(Stored data)
-- begin --
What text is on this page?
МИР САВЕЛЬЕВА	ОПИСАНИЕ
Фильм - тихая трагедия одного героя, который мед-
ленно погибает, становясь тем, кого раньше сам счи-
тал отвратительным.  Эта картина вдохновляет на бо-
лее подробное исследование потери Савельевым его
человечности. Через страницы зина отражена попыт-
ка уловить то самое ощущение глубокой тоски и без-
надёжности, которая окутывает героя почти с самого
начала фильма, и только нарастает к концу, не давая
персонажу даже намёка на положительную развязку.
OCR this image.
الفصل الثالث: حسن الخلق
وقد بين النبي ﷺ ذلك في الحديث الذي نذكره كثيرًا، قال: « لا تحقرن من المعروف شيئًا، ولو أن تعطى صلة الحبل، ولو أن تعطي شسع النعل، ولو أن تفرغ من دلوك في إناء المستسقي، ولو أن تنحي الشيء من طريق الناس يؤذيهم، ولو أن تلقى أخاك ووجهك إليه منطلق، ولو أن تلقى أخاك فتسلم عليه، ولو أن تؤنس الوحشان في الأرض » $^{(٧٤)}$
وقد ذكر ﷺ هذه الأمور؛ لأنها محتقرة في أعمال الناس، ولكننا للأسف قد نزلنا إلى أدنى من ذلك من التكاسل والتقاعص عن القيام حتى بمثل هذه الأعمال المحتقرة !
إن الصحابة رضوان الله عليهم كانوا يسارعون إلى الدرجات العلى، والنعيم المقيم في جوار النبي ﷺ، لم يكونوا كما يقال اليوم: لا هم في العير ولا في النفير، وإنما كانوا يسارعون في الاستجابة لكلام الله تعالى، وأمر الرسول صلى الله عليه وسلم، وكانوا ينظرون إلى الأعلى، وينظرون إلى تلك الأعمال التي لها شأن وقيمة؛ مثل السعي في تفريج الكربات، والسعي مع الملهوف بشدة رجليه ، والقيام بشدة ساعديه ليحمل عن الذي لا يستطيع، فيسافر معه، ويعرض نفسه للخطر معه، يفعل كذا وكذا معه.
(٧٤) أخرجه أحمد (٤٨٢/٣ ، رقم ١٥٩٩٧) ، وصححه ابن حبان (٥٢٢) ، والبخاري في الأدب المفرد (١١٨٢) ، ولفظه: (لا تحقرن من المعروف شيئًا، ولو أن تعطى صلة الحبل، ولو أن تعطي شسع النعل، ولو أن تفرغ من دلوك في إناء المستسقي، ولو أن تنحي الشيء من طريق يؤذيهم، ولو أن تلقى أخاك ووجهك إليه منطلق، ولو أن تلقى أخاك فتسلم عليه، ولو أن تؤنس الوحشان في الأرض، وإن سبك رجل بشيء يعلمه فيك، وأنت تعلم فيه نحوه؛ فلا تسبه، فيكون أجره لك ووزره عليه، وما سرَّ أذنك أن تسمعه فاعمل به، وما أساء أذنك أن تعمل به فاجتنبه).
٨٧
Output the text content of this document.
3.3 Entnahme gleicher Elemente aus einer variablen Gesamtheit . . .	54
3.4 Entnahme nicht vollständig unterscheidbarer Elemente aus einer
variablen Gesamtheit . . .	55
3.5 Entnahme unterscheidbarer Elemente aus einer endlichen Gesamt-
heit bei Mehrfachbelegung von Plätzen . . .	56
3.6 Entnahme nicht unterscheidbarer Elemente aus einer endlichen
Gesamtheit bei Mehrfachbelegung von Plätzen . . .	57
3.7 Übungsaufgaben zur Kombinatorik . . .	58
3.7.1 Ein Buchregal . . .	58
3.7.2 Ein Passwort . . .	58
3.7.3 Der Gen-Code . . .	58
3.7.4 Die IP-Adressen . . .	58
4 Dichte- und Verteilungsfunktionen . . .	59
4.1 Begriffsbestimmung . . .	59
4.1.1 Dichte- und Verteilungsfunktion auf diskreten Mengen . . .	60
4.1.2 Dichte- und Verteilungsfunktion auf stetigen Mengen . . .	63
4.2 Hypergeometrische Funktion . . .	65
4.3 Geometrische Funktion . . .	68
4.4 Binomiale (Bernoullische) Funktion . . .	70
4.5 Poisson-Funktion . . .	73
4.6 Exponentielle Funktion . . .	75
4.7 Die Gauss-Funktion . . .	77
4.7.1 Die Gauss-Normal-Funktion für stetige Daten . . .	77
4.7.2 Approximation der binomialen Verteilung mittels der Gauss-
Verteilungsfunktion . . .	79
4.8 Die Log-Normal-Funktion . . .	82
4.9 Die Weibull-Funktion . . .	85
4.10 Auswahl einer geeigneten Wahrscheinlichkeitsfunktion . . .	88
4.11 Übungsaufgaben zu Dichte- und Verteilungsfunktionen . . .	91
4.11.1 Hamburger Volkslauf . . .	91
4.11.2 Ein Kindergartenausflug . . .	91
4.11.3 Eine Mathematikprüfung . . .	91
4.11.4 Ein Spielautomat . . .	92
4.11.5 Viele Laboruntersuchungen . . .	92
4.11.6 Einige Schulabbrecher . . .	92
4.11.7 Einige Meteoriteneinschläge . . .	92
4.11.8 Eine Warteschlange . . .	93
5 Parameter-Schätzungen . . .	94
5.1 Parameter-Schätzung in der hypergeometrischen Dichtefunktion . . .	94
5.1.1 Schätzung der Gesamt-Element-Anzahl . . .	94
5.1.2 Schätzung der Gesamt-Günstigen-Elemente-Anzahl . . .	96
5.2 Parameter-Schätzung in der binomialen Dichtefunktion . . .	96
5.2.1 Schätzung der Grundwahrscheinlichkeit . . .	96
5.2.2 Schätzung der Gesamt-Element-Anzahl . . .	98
-- end --
Above are some records; repeat all of them exactly.

FINAL ANSWER.
What text is on this page?
МИР САВЕЛЬЕВА	ОПИСАНИЕ
Фильм - тихая трагедия одного героя, который мед-
ленно погибает, становясь тем, кого раньше сам счи-
тал отвратительным.  Эта картина вдохновляет на бо-
лее подробное исследование потери Савельевым его
человечности. Через страницы зина отражена попыт-
ка уловить то самое ощущение глубокой тоски и без-
надёжности, которая окутывает героя почти с самого
начала фильма, и только нарастает к концу, не давая
персонажу даже намёка на положительную развязку.
OCR this image.
الفصل الثالث: حسن الخلق
وقد بين النبي ﷺ ذلك في الحديث الذي نذكره كثيرًا، قال: « لا تحقرن من المعروف شيئًا، ولو أن تعطى صلة الحبل، ولو أن تعطي شسع النعل، ولو أن تفرغ من دلوك في إناء المستسقي، ولو أن تنحي الشيء من طريق الناس يؤذيهم، ولو أن تلقى أخاك ووجهك إليه منطلق، ولو أن تلقى أخاك فتسلم عليه، ولو أن تؤنس الوحشان في الأرض » $^{(٧٤)}$
وقد ذكر ﷺ هذه الأمور؛ لأنها محتقرة في أعمال الناس، ولكننا للأسف قد نزلنا إلى أدنى من ذلك من التكاسل والتقاعص عن القيام حتى بمثل هذه الأعمال المحتقرة !
إن الصحابة رضوان الله عليهم كانوا يسارعون إلى الدرجات العلى، والنعيم المقيم في جوار النبي ﷺ، لم يكونوا كما يقال اليوم: لا هم في العير ولا في النفير، وإنما كانوا يسارعون في الاستجابة لكلام الله تعالى، وأمر الرسول صلى الله عليه وسلم، وكانوا ينظرون إلى الأعلى، وينظرون إلى تلك الأعمال التي لها شأن وقيمة؛ مثل السعي في تفريج الكربات، والسعي مع الملهوف بشدة رجليه ، والقيام بشدة ساعديه ليحمل عن الذي لا يستطيع، فيسافر معه، ويعرض نفسه للخطر معه، يفعل كذا وكذا معه.
(٧٤) أخرجه أحمد (٤٨٢/٣ ، رقم ١٥٩٩٧) ، وصححه ابن حبان (٥٢٢) ، والبخاري في الأدب المفرد (١١٨٢) ، ولفظه: (لا تحقرن من المعروف شيئًا، ولو أن تعطى صلة الحبل، ولو أن تعطي شسع النعل، ولو أن تفرغ من دلوك في إناء المستسقي، ولو أن تنحي الشيء من طريق يؤذيهم، ولو أن تلقى أخاك ووجهك إليه منطلق، ولو أن تلقى أخاك فتسلم عليه، ولو أن تؤنس الوحشان في الأرض، وإن سبك رجل بشيء يعلمه فيك، وأنت تعلم فيه نحوه؛ فلا تسبه، فيكون أجره لك ووزره عليه، وما سرَّ أذنك أن تسمعه فاعمل به، وما أساء أذنك أن تعمل به فاجتنبه).
٨٧
Output the text content of this document.
3.3 Entnahme gleicher Elemente aus einer variablen Gesamtheit . . .	54
3.4 Entnahme nicht vollständig unterscheidbarer Elemente aus einer
variablen Gesamtheit . . .	55
3.5 Entnahme unterscheidbarer Elemente aus einer endlichen Gesamt-
heit bei Mehrfachbelegung von Plätzen . . .	56
3.6 Entnahme nicht unterscheidbarer Elemente aus einer endlichen
Gesamtheit bei Mehrfachbelegung von Plätzen . . .	57
3.7 Übungsaufgaben zur Kombinatorik . . .	58
3.7.1 Ein Buchregal . . .	58
3.7.2 Ein Passwort . . .	58
3.7.3 Der Gen-Code . . .	58
3.7.4 Die IP-Adressen . . .	58
4 Dichte- und Verteilungsfunktionen . . .	59
4.1 Begriffsbestimmung . . .	59
4.1.1 Dichte- und Verteilungsfunktion auf diskreten Mengen . . .	60
4.1.2 Dichte- und Verteilungsfunktion auf stetigen Mengen . . .	63
4.2 Hypergeometrische Funktion . . .	65
4.3 Geometrische Funktion . . .	68
4.4 Binomiale (Bernoullische) Funktion . . .	70
4.5 Poisson-Funktion . . .	73
4.6 Exponentielle Funktion . . .	75
4.7 Die Gauss-Funktion . . .	77
4.7.1 Die Gauss-Normal-Funktion für stetige Daten . . .	77
4.7.2 Approximation der binomialen Verteilung mittels der Gauss-
Verteilungsfunktion . . .	79
4.8 Die Log-Normal-Funktion . . .	82
4.9 Die Weibull-Funktion . . .	85
4.10 Auswahl einer geeigneten Wahrscheinlichkeitsfunktion . . .	88
4.11 Übungsaufgaben zu Dichte- und Verteilungsfunktionen . . .	91
4.11.1 Hamburger Volkslauf . . .	91
4.11.2 Ein Kindergartenausflug . . .	91
4.11.3 Eine Mathematikprüfung . . .	91
4.11.4 Ein Spielautomat . . .	92
4.11.5 Viele Laboruntersuchungen . . .	92
4.11.6 Einige Schulabbrecher . . .	92
4.11.7 Einige Meteoriteneinschläge . . .	92
4.11.8 Eine Warteschlange . . .	93
5 Parameter-Schätzungen . . .	94
5.1 Parameter-Schätzung in der hypergeometrischen Dichtefunktion . . .	94
5.1.1 Schätzung der Gesamt-Element-Anzahl . . .	94
5.1.2 Schätzung der Gesamt-Günstigen-Elemente-Anzahl . . .	96
5.2 Parameter-Schätzung in der binomialen Dichtefunktion . . .	96
5.2.1 Schätzung der Grundwahrscheinlichkeit . . .	96
5.2.2 Schätzung der Gesamt-Element-Anzahl . . .	98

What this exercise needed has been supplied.